> _EXCERTO_

----------

A situação é mais crítica na Cidade de Maputo. Juristas entrevistados pelo “O País” acreditam que boa parte da culpa deve ser atribuída ao Estado, pois tem falhado na implementação da lei que protege os menores.

Chamam-lhe Alexandre Júnior Daniel, tem um sonho, mas não sabe ler nem escrever. Órfão de mãe, o rapaz de 12 anos de idade vive nas ruas da baixa da Cidade de Maputo há dois anos. Diz ter estudado até à quarta classe e manifesta vontade de voltar à carteira.

Alexandre diz ter procurado saber dos pais o porquê de não o terem matriculado na escola, mas não teve nenhuma resposta.

– Não diziam nada.

O País – Mas tu gostavas de ir à escola?

– Sim.

O País – Gostarias de voltar a estudar?

– Sim.

O País – O que gostarias de ser quando crescido?

– Quero ser agente da polícia.

Nas ruas, Alexandre conheceu Orlando Marcelino. Com 12 anos de idade, nunca frequentou uma escola, mas tem consciência do seu direito à educação.

O País –  Sabes que tens direito de ir à escola?

– Sim.

O País – Como é que o sabes?

– É necessário estudar para ser inteligente.

O País –  Como assim?

– Estudar para ser inteligente e se tornar presidente, engenheiro ou até o piloto do presidente.

----------

> _LISTAGEM_
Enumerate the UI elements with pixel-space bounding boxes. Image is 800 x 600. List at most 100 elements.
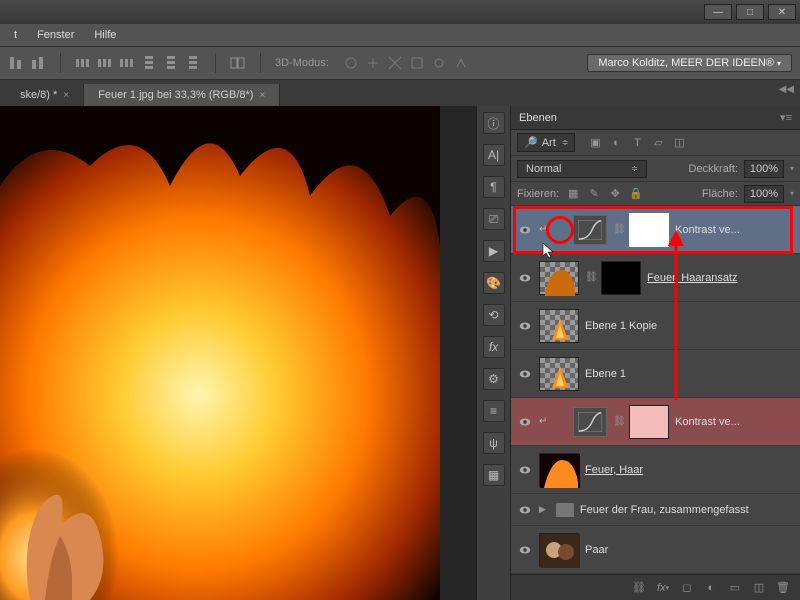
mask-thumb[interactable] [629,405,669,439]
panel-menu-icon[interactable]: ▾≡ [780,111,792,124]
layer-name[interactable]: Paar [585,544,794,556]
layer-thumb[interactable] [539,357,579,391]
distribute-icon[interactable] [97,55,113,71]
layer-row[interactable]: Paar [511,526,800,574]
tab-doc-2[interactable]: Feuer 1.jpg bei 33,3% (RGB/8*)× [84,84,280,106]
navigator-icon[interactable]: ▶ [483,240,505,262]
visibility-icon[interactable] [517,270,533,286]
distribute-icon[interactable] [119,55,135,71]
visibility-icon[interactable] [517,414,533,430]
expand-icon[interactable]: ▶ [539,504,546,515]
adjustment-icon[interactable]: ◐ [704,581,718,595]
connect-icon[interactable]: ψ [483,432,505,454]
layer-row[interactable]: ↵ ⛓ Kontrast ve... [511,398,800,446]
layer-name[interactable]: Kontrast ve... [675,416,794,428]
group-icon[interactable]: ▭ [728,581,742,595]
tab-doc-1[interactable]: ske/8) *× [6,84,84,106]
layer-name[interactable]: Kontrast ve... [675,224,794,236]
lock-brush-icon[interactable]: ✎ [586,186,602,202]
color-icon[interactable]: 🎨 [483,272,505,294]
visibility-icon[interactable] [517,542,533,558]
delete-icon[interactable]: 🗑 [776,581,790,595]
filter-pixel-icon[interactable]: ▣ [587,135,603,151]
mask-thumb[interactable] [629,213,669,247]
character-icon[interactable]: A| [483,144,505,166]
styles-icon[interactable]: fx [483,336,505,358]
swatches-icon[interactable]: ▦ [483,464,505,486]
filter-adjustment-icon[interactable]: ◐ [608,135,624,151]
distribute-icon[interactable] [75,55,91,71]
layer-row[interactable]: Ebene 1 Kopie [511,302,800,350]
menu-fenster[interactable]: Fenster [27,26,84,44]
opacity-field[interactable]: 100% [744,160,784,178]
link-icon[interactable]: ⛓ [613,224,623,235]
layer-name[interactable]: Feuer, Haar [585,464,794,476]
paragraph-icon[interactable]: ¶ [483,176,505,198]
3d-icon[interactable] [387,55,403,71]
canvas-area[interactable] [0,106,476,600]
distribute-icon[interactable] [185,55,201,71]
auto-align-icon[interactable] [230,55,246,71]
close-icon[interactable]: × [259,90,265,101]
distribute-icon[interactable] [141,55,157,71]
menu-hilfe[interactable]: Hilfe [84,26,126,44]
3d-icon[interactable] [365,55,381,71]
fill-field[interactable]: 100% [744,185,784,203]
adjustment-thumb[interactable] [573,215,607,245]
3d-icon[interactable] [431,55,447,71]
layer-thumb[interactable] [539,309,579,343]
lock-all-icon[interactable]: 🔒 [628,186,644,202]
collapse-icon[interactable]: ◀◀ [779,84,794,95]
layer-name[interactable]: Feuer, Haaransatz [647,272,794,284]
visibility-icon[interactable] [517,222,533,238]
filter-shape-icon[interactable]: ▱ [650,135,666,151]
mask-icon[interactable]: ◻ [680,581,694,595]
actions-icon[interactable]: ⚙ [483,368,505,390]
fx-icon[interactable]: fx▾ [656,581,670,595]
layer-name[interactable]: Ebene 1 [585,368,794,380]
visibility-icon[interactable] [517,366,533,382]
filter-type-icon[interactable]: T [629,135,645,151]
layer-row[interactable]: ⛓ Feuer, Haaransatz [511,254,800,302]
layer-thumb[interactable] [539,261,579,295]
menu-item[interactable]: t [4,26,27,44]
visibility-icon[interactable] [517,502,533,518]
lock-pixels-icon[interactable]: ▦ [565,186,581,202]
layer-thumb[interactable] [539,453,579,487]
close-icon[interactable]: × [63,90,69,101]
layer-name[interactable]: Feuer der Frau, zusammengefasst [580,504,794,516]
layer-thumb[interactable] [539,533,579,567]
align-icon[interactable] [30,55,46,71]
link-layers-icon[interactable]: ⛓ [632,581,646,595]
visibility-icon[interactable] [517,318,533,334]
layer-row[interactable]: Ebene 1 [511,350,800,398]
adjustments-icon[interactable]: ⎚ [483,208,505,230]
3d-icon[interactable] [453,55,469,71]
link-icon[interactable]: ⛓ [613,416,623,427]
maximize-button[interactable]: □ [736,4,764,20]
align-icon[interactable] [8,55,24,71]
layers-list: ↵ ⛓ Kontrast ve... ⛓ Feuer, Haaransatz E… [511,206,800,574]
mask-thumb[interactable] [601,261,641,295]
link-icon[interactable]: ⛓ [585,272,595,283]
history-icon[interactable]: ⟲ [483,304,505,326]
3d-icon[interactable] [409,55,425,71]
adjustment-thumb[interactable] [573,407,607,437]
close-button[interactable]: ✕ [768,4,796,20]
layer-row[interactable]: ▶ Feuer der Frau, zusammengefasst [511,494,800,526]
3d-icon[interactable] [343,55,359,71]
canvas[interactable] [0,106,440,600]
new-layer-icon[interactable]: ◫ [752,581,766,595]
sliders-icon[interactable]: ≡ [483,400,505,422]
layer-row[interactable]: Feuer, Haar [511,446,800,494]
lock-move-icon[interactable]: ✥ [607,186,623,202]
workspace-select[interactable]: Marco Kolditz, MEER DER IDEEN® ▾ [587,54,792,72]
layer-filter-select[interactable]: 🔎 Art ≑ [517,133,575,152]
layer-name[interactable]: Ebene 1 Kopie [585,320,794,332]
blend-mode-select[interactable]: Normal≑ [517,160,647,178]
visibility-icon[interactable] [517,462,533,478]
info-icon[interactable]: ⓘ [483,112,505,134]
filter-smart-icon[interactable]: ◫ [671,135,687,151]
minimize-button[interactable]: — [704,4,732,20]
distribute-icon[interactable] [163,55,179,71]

----------

> _ENUNCIADO_
No texto sobre as crianças de rua de Maputo, há quanto tempo Alexandre vive nas ruas da baixa da cidade?

> _EXERCÍCIO RESOLVIDO_
Há dois anos.